■ Problem to work on
The entries below should be transcribed exactly, every one of them.

====

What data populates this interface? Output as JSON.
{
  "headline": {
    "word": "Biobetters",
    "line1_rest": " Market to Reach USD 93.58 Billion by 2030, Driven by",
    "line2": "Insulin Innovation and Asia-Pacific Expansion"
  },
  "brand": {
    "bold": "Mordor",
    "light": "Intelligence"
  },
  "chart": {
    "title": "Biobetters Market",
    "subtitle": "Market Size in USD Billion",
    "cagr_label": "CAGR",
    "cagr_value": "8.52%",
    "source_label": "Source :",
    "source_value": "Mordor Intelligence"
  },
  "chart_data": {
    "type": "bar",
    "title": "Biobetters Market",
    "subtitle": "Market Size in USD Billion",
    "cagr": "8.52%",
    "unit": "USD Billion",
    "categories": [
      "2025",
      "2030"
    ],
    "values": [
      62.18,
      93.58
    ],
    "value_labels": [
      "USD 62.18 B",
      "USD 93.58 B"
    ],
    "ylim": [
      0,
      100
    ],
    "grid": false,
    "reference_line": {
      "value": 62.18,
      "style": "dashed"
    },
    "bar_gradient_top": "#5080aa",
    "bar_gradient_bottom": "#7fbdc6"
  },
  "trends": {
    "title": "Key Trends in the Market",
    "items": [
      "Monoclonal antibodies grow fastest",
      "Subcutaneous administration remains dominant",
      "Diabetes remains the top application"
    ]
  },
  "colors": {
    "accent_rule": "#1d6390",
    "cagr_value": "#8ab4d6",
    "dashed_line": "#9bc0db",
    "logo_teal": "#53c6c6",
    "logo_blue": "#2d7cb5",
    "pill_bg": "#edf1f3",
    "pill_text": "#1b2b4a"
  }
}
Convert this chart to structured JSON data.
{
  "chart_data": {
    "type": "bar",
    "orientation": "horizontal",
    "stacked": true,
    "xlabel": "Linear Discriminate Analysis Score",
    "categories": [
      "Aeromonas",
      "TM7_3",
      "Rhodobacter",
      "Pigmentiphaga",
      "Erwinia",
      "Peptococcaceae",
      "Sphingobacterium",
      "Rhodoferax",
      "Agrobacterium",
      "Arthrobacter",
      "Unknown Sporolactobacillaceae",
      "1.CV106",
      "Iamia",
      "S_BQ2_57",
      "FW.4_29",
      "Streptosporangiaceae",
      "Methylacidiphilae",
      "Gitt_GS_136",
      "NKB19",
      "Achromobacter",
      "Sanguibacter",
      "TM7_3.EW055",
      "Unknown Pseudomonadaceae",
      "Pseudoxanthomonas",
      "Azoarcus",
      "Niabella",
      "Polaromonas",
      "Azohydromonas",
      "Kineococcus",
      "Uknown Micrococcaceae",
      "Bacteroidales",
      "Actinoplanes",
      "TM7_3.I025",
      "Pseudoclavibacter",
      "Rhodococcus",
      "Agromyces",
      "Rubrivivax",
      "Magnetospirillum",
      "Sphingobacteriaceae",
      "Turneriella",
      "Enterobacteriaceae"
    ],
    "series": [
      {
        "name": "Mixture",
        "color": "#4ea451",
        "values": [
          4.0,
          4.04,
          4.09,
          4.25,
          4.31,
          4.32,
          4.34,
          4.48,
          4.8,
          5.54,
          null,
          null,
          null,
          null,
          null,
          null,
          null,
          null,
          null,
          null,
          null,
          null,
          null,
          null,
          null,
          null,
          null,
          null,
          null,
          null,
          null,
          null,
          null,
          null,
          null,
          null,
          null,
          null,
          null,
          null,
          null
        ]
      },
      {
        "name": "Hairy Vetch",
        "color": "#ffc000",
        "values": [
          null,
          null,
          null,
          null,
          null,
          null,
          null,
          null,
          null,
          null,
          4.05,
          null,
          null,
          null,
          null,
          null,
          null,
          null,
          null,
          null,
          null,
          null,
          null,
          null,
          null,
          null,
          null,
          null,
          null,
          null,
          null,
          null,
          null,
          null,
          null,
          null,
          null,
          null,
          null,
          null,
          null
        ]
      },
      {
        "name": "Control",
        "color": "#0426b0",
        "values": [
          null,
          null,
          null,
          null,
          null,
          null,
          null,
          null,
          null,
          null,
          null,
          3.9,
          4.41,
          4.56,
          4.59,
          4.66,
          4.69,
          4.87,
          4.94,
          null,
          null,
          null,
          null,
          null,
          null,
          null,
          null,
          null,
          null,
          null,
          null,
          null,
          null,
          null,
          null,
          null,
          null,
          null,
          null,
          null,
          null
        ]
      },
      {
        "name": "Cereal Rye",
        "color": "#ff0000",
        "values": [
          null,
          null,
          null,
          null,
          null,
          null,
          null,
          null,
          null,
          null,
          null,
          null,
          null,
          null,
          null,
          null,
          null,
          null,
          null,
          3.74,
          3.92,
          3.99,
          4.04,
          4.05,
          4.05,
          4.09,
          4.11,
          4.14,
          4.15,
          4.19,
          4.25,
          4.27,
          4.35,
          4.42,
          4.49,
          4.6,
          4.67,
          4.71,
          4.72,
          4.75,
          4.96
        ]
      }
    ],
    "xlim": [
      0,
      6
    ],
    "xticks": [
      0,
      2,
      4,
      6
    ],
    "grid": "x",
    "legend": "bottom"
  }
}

====

■ Solution for this problem
What data populates this interface? Output as JSON.
{
  "headline": {
    "word": "Biobetters",
    "line1_rest": " Market to Reach USD 93.58 Billion by 2030, Driven by",
    "line2": "Insulin Innovation and Asia-Pacific Expansion"
  },
  "brand": {
    "bold": "Mordor",
    "light": "Intelligence"
  },
  "chart": {
    "title": "Biobetters Market",
    "subtitle": "Market Size in USD Billion",
    "cagr_label": "CAGR",
    "cagr_value": "8.52%",
    "source_label": "Source :",
    "source_value": "Mordor Intelligence"
  },
  "chart_data": {
    "type": "bar",
    "title": "Biobetters Market",
    "subtitle": "Market Size in USD Billion",
    "cagr": "8.52%",
    "unit": "USD Billion",
    "categories": [
      "2025",
      "2030"
    ],
    "values": [
      62.18,
      93.58
    ],
    "value_labels": [
      "USD 62.18 B",
      "USD 93.58 B"
    ],
    "ylim": [
      0,
      100
    ],
    "grid": false,
    "reference_line": {
      "value": 62.18,
      "style": "dashed"
    },
    "bar_gradient_top": "#5080aa",
    "bar_gradient_bottom": "#7fbdc6"
  },
  "trends": {
    "title": "Key Trends in the Market",
    "items": [
      "Monoclonal antibodies grow fastest",
      "Subcutaneous administration remains dominant",
      "Diabetes remains the top application"
    ]
  },
  "colors": {
    "accent_rule": "#1d6390",
    "cagr_value": "#8ab4d6",
    "dashed_line": "#9bc0db",
    "logo_teal": "#53c6c6",
    "logo_blue": "#2d7cb5",
    "pill_bg": "#edf1f3",
    "pill_text": "#1b2b4a"
  }
}
Convert this chart to structured JSON data.
{
  "chart_data": {
    "type": "bar",
    "orientation": "horizontal",
    "stacked": true,
    "xlabel": "Linear Discriminate Analysis Score",
    "categories": [
      "Aeromonas",
      "TM7_3",
      "Rhodobacter",
      "Pigmentiphaga",
      "Erwinia",
      "Peptococcaceae",
      "Sphingobacterium",
      "Rhodoferax",
      "Agrobacterium",
      "Arthrobacter",
      "Unknown Sporolactobacillaceae",
      "1.CV106",
      "Iamia",
      "S_BQ2_57",
      "FW.4_29",
      "Streptosporangiaceae",
      "Methylacidiphilae",
      "Gitt_GS_136",
      "NKB19",
      "Achromobacter",
      "Sanguibacter",
      "TM7_3.EW055",
      "Unknown Pseudomonadaceae",
      "Pseudoxanthomonas",
      "Azoarcus",
      "Niabella",
      "Polaromonas",
      "Azohydromonas",
      "Kineococcus",
      "Uknown Micrococcaceae",
      "Bacteroidales",
      "Actinoplanes",
      "TM7_3.I025",
      "Pseudoclavibacter",
      "Rhodococcus",
      "Agromyces",
      "Rubrivivax",
      "Magnetospirillum",
      "Sphingobacteriaceae",
      "Turneriella",
      "Enterobacteriaceae"
    ],
    "series": [
      {
        "name": "Mixture",
        "color": "#4ea451",
        "values": [
          4.0,
          4.04,
          4.09,
          4.25,
          4.31,
          4.32,
          4.34,
          4.48,
          4.8,
          5.54,
          null,
          null,
          null,
          null,
          null,
          null,
          null,
          null,
          null,
          null,
          null,
          null,
          null,
          null,
          null,
          null,
          null,
          null,
          null,
          null,
          null,
          null,
          null,
          null,
          null,
          null,
          null,
          null,
          null,
          null,
          null
        ]
      },
      {
        "name": "Hairy Vetch",
        "color": "#ffc000",
        "values": [
          null,
          null,
          null,
          null,
          null,
          null,
          null,
          null,
          null,
          null,
          4.05,
          null,
          null,
          null,
          null,
          null,
          null,
          null,
          null,
          null,
          null,
          null,
          null,
          null,
          null,
          null,
          null,
          null,
          null,
          null,
          null,
          null,
          null,
          null,
          null,
          null,
          null,
          null,
          null,
          null,
          null
        ]
      },
      {
        "name": "Control",
        "color": "#0426b0",
        "values": [
          null,
          null,
          null,
          null,
          null,
          null,
          null,
          null,
          null,
          null,
          null,
          3.9,
          4.41,
          4.56,
          4.59,
          4.66,
          4.69,
          4.87,
          4.94,
          null,
          null,
          null,
          null,
          null,
          null,
          null,
          null,
          null,
          null,
          null,
          null,
          null,
          null,
          null,
          null,
          null,
          null,
          null,
          null,
          null,
          null
        ]
      },
      {
        "name": "Cereal Rye",
        "color": "#ff0000",
        "values": [
          null,
          null,
          null,
          null,
          null,
          null,
          null,
          null,
          null,
          null,
          null,
          null,
          null,
          null,
          null,
          null,
          null,
          null,
          null,
          3.74,
          3.92,
          3.99,
          4.04,
          4.05,
          4.05,
          4.09,
          4.11,
          4.14,
          4.15,
          4.19,
          4.25,
          4.27,
          4.35,
          4.42,
          4.49,
          4.6,
          4.67,
          4.71,
          4.72,
          4.75,
          4.96
        ]
      }
    ],
    "xlim": [
      0,
      6
    ],
    "xticks": [
      0,
      2,
      4,
      6
    ],
    "grid": "x",
    "legend": "bottom"
  }
}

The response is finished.